» **TASK DESCRIPTION**:
Transcribe the entries exactly; images are not part of the copy.

» **TASK DATA**:
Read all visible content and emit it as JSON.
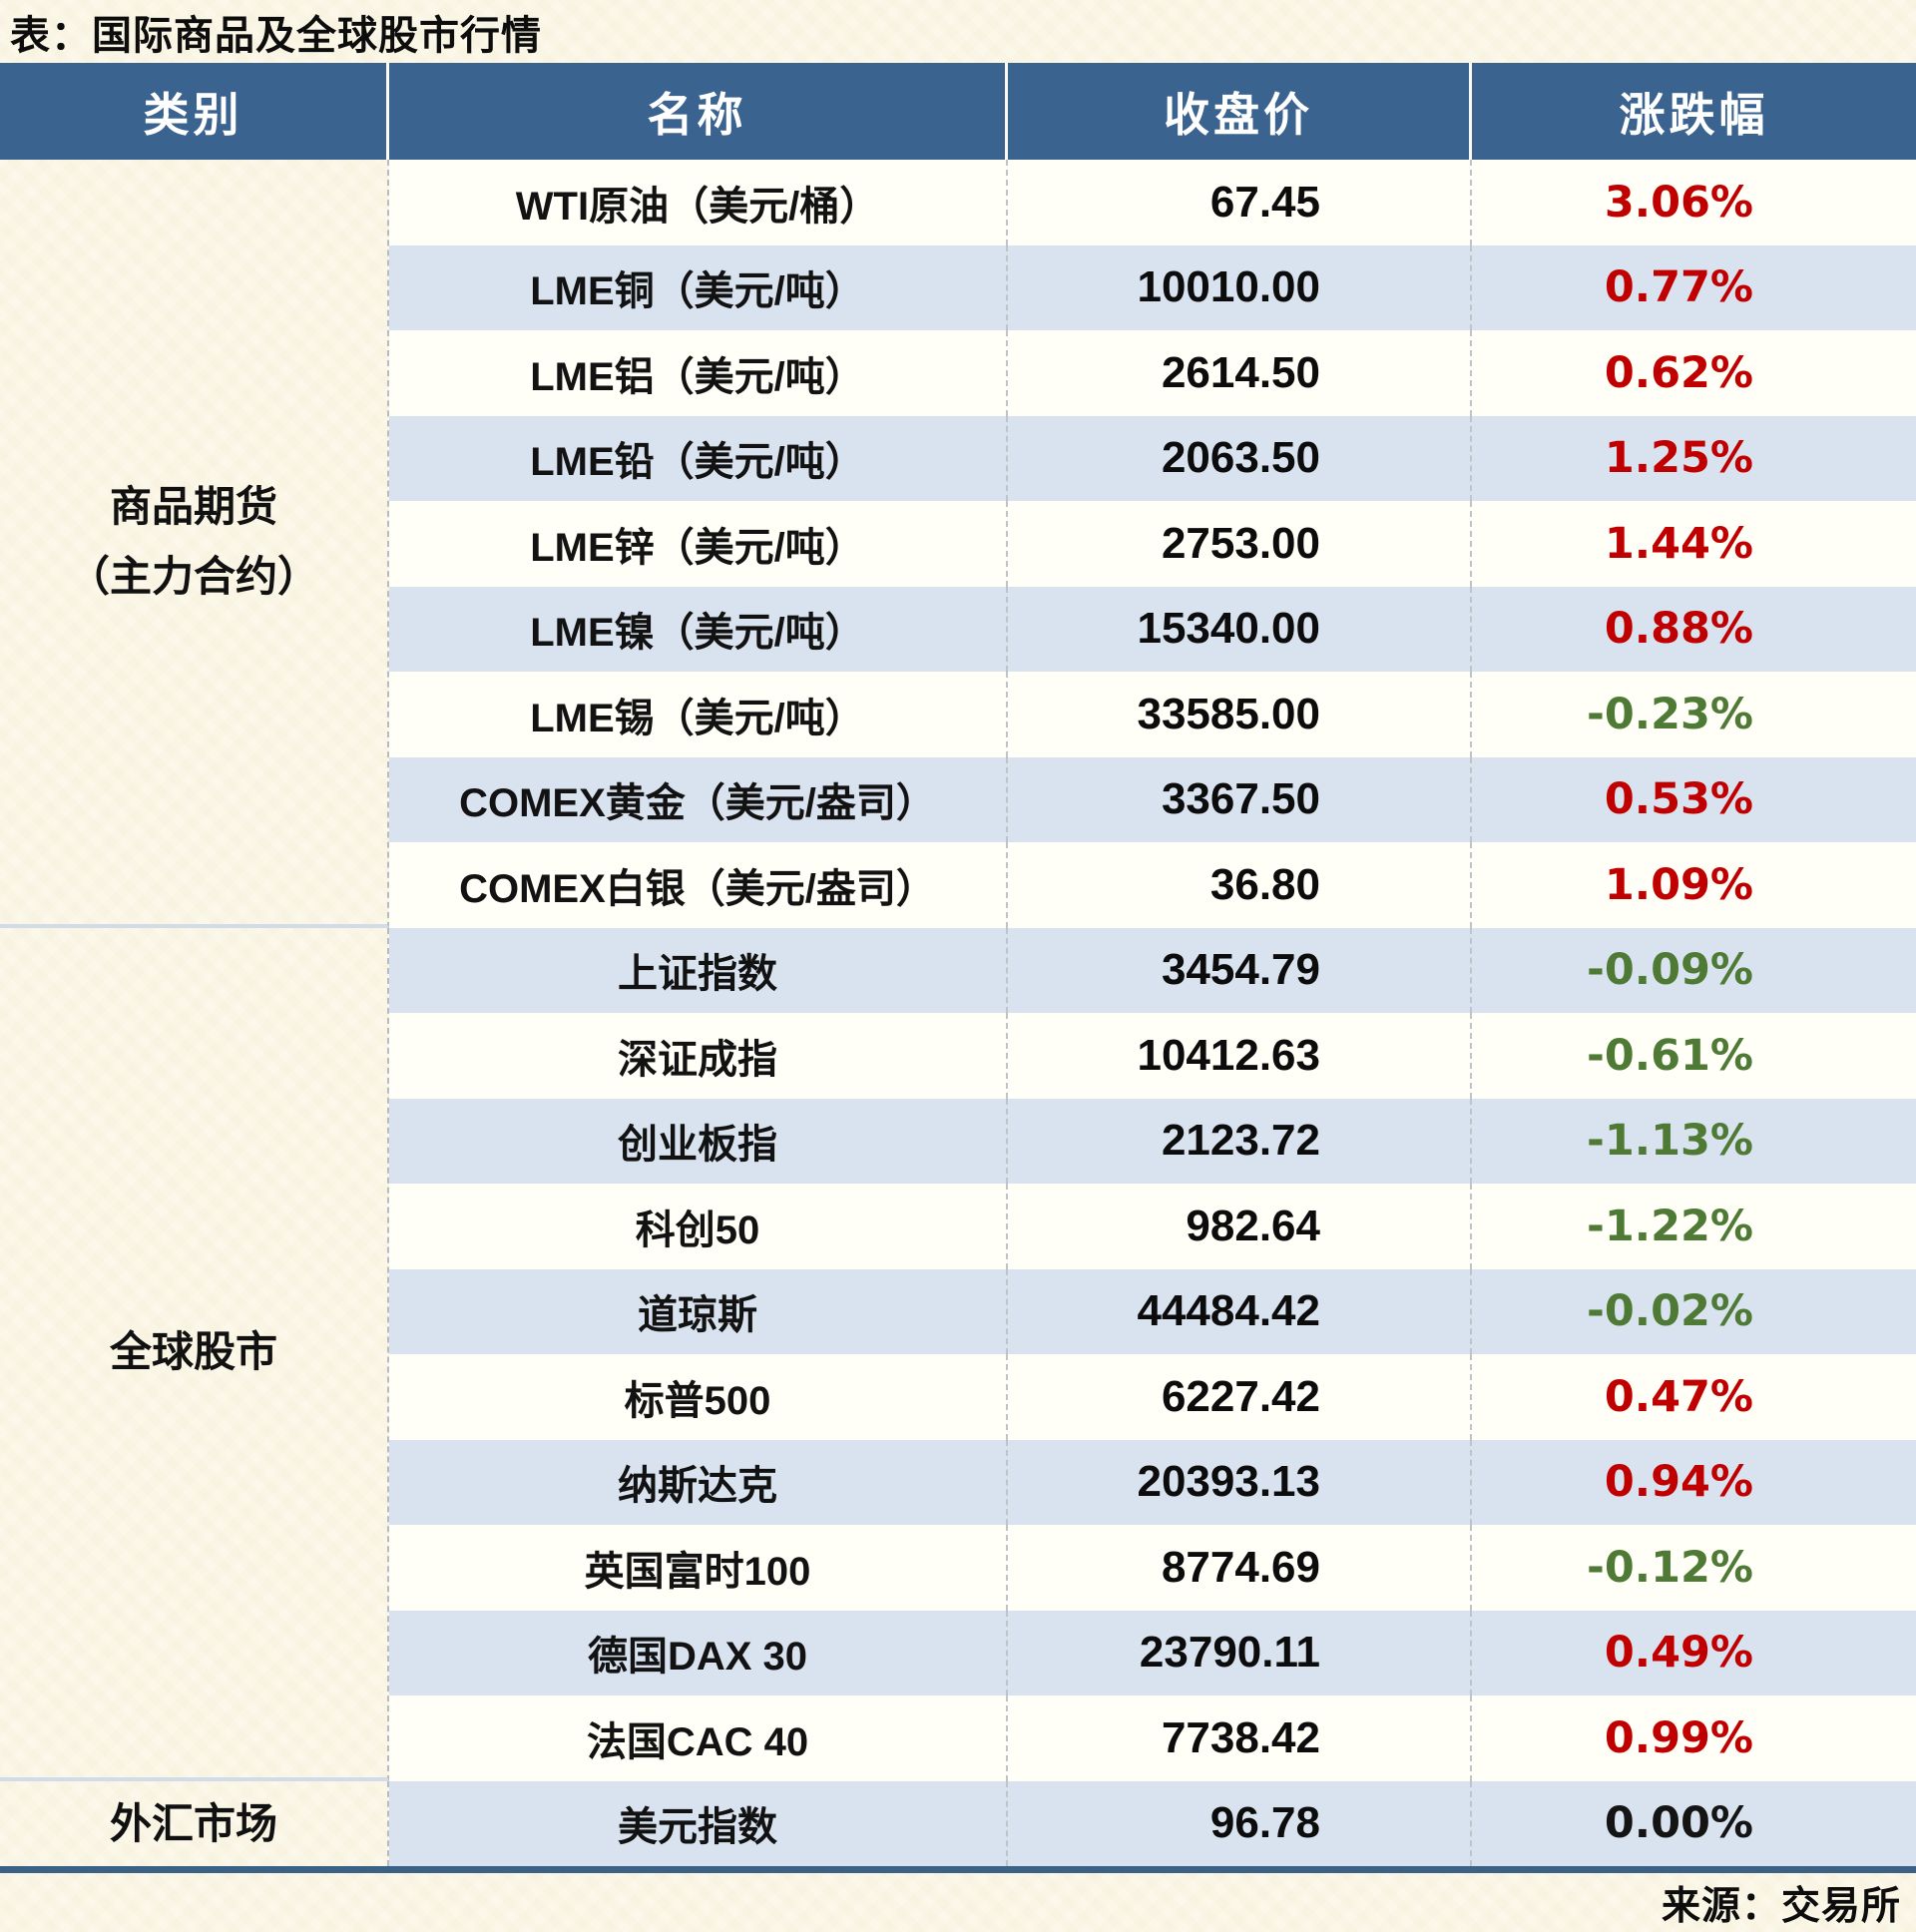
{
  "page": {
    "title": "表：国际商品及全球股市行情",
    "source": "来源：交易所"
  },
  "colors": {
    "header_bg": "#3a6390",
    "row_bg": "#fffef7",
    "stripe_bg": "#d9e2ef",
    "up": "#c00000",
    "down": "#4f7a35",
    "flat": "#141414",
    "bottom_line": "#3a6186"
  },
  "table": {
    "headers": [
      "类别",
      "名称",
      "收盘价",
      "涨跌幅"
    ],
    "sections": [
      {
        "category_lines": [
          "商品期货",
          "（主力合约）"
        ],
        "rows": [
          {
            "name": "WTI原油（美元/桶）",
            "close": "67.45",
            "change": "3.06%",
            "direction": "up"
          },
          {
            "name": "LME铜（美元/吨）",
            "close": "10010.00",
            "change": "0.77%",
            "direction": "up"
          },
          {
            "name": "LME铝（美元/吨）",
            "close": "2614.50",
            "change": "0.62%",
            "direction": "up"
          },
          {
            "name": "LME铅（美元/吨）",
            "close": "2063.50",
            "change": "1.25%",
            "direction": "up"
          },
          {
            "name": "LME锌（美元/吨）",
            "close": "2753.00",
            "change": "1.44%",
            "direction": "up"
          },
          {
            "name": "LME镍（美元/吨）",
            "close": "15340.00",
            "change": "0.88%",
            "direction": "up"
          },
          {
            "name": "LME锡（美元/吨）",
            "close": "33585.00",
            "change": "-0.23%",
            "direction": "down"
          },
          {
            "name": "COMEX黄金（美元/盎司）",
            "close": "3367.50",
            "change": "0.53%",
            "direction": "up"
          },
          {
            "name": "COMEX白银（美元/盎司）",
            "close": "36.80",
            "change": "1.09%",
            "direction": "up"
          }
        ]
      },
      {
        "category_lines": [
          "全球股市"
        ],
        "rows": [
          {
            "name": "上证指数",
            "close": "3454.79",
            "change": "-0.09%",
            "direction": "down"
          },
          {
            "name": "深证成指",
            "close": "10412.63",
            "change": "-0.61%",
            "direction": "down"
          },
          {
            "name": "创业板指",
            "close": "2123.72",
            "change": "-1.13%",
            "direction": "down"
          },
          {
            "name": "科创50",
            "close": "982.64",
            "change": "-1.22%",
            "direction": "down"
          },
          {
            "name": "道琼斯",
            "close": "44484.42",
            "change": "-0.02%",
            "direction": "down"
          },
          {
            "name": "标普500",
            "close": "6227.42",
            "change": "0.47%",
            "direction": "up"
          },
          {
            "name": "纳斯达克",
            "close": "20393.13",
            "change": "0.94%",
            "direction": "up"
          },
          {
            "name": "英国富时100",
            "close": "8774.69",
            "change": "-0.12%",
            "direction": "down"
          },
          {
            "name": "德国DAX 30",
            "close": "23790.11",
            "change": "0.49%",
            "direction": "up"
          },
          {
            "name": "法国CAC 40",
            "close": "7738.42",
            "change": "0.99%",
            "direction": "up"
          }
        ]
      },
      {
        "category_lines": [
          "外汇市场"
        ],
        "rows": [
          {
            "name": "美元指数",
            "close": "96.78",
            "change": "0.00%",
            "direction": "flat"
          }
        ]
      }
    ]
  }
}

» **EXERCISE OUTPUT**:
Read all visible content and emit it as JSON.
{
  "page": {
    "title": "表：国际商品及全球股市行情",
    "source": "来源：交易所"
  },
  "colors": {
    "header_bg": "#3a6390",
    "row_bg": "#fffef7",
    "stripe_bg": "#d9e2ef",
    "up": "#c00000",
    "down": "#4f7a35",
    "flat": "#141414",
    "bottom_line": "#3a6186"
  },
  "table": {
    "headers": [
      "类别",
      "名称",
      "收盘价",
      "涨跌幅"
    ],
    "sections": [
      {
        "category_lines": [
          "商品期货",
          "（主力合约）"
        ],
        "rows": [
          {
            "name": "WTI原油（美元/桶）",
            "close": "67.45",
            "change": "3.06%",
            "direction": "up"
          },
          {
            "name": "LME铜（美元/吨）",
            "close": "10010.00",
            "change": "0.77%",
            "direction": "up"
          },
          {
            "name": "LME铝（美元/吨）",
            "close": "2614.50",
            "change": "0.62%",
            "direction": "up"
          },
          {
            "name": "LME铅（美元/吨）",
            "close": "2063.50",
            "change": "1.25%",
            "direction": "up"
          },
          {
            "name": "LME锌（美元/吨）",
            "close": "2753.00",
            "change": "1.44%",
            "direction": "up"
          },
          {
            "name": "LME镍（美元/吨）",
            "close": "15340.00",
            "change": "0.88%",
            "direction": "up"
          },
          {
            "name": "LME锡（美元/吨）",
            "close": "33585.00",
            "change": "-0.23%",
            "direction": "down"
          },
          {
            "name": "COMEX黄金（美元/盎司）",
            "close": "3367.50",
            "change": "0.53%",
            "direction": "up"
          },
          {
            "name": "COMEX白银（美元/盎司）",
            "close": "36.80",
            "change": "1.09%",
            "direction": "up"
          }
        ]
      },
      {
        "category_lines": [
          "全球股市"
        ],
        "rows": [
          {
            "name": "上证指数",
            "close": "3454.79",
            "change": "-0.09%",
            "direction": "down"
          },
          {
            "name": "深证成指",
            "close": "10412.63",
            "change": "-0.61%",
            "direction": "down"
          },
          {
            "name": "创业板指",
            "close": "2123.72",
            "change": "-1.13%",
            "direction": "down"
          },
          {
            "name": "科创50",
            "close": "982.64",
            "change": "-1.22%",
            "direction": "down"
          },
          {
            "name": "道琼斯",
            "close": "44484.42",
            "change": "-0.02%",
            "direction": "down"
          },
          {
            "name": "标普500",
            "close": "6227.42",
            "change": "0.47%",
            "direction": "up"
          },
          {
            "name": "纳斯达克",
            "close": "20393.13",
            "change": "0.94%",
            "direction": "up"
          },
          {
            "name": "英国富时100",
            "close": "8774.69",
            "change": "-0.12%",
            "direction": "down"
          },
          {
            "name": "德国DAX 30",
            "close": "23790.11",
            "change": "0.49%",
            "direction": "up"
          },
          {
            "name": "法国CAC 40",
            "close": "7738.42",
            "change": "0.99%",
            "direction": "up"
          }
        ]
      },
      {
        "category_lines": [
          "外汇市场"
        ],
        "rows": [
          {
            "name": "美元指数",
            "close": "96.78",
            "change": "0.00%",
            "direction": "flat"
          }
        ]
      }
    ]
  }
}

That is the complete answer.